Reproduce each record below exactly as written.
• • • •
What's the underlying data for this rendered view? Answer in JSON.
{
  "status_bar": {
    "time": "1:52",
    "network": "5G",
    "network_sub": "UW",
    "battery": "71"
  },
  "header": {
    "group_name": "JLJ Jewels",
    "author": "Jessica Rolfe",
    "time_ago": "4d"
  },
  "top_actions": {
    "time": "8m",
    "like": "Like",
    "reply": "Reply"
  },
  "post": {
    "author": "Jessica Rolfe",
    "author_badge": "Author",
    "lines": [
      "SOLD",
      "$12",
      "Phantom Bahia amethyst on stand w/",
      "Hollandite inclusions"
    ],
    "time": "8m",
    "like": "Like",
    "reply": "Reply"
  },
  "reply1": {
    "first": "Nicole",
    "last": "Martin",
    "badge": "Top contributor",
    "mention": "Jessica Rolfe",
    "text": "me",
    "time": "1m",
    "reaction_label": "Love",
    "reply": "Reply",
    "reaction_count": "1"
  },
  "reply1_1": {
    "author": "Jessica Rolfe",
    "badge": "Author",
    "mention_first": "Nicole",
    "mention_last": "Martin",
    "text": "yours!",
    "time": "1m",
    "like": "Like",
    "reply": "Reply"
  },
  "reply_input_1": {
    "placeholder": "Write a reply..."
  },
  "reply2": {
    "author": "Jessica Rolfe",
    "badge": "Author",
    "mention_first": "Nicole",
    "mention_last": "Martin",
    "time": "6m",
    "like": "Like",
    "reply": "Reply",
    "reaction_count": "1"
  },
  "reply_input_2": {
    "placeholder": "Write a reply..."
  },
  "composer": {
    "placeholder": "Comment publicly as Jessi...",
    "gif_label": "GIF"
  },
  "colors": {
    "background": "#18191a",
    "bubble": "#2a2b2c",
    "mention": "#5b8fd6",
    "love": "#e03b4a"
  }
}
• • • •
[THE REPLY]:
What's the underlying data for this rendered view? Answer in JSON.
{
  "status_bar": {
    "time": "1:52",
    "network": "5G",
    "network_sub": "UW",
    "battery": "71"
  },
  "header": {
    "group_name": "JLJ Jewels",
    "author": "Jessica Rolfe",
    "time_ago": "4d"
  },
  "top_actions": {
    "time": "8m",
    "like": "Like",
    "reply": "Reply"
  },
  "post": {
    "author": "Jessica Rolfe",
    "author_badge": "Author",
    "lines": [
      "SOLD",
      "$12",
      "Phantom Bahia amethyst on stand w/",
      "Hollandite inclusions"
    ],
    "time": "8m",
    "like": "Like",
    "reply": "Reply"
  },
  "reply1": {
    "first": "Nicole",
    "last": "Martin",
    "badge": "Top contributor",
    "mention": "Jessica Rolfe",
    "text": "me",
    "time": "1m",
    "reaction_label": "Love",
    "reply": "Reply",
    "reaction_count": "1"
  },
  "reply1_1": {
    "author": "Jessica Rolfe",
    "badge": "Author",
    "mention_first": "Nicole",
    "mention_last": "Martin",
    "text": "yours!",
    "time": "1m",
    "like": "Like",
    "reply": "Reply"
  },
  "reply_input_1": {
    "placeholder": "Write a reply..."
  },
  "reply2": {
    "author": "Jessica Rolfe",
    "badge": "Author",
    "mention_first": "Nicole",
    "mention_last": "Martin",
    "time": "6m",
    "like": "Like",
    "reply": "Reply",
    "reaction_count": "1"
  },
  "reply_input_2": {
    "placeholder": "Write a reply..."
  },
  "composer": {
    "placeholder": "Comment publicly as Jessi...",
    "gif_label": "GIF"
  },
  "colors": {
    "background": "#18191a",
    "bubble": "#2a2b2c",
    "mention": "#5b8fd6",
    "love": "#e03b4a"
  }
}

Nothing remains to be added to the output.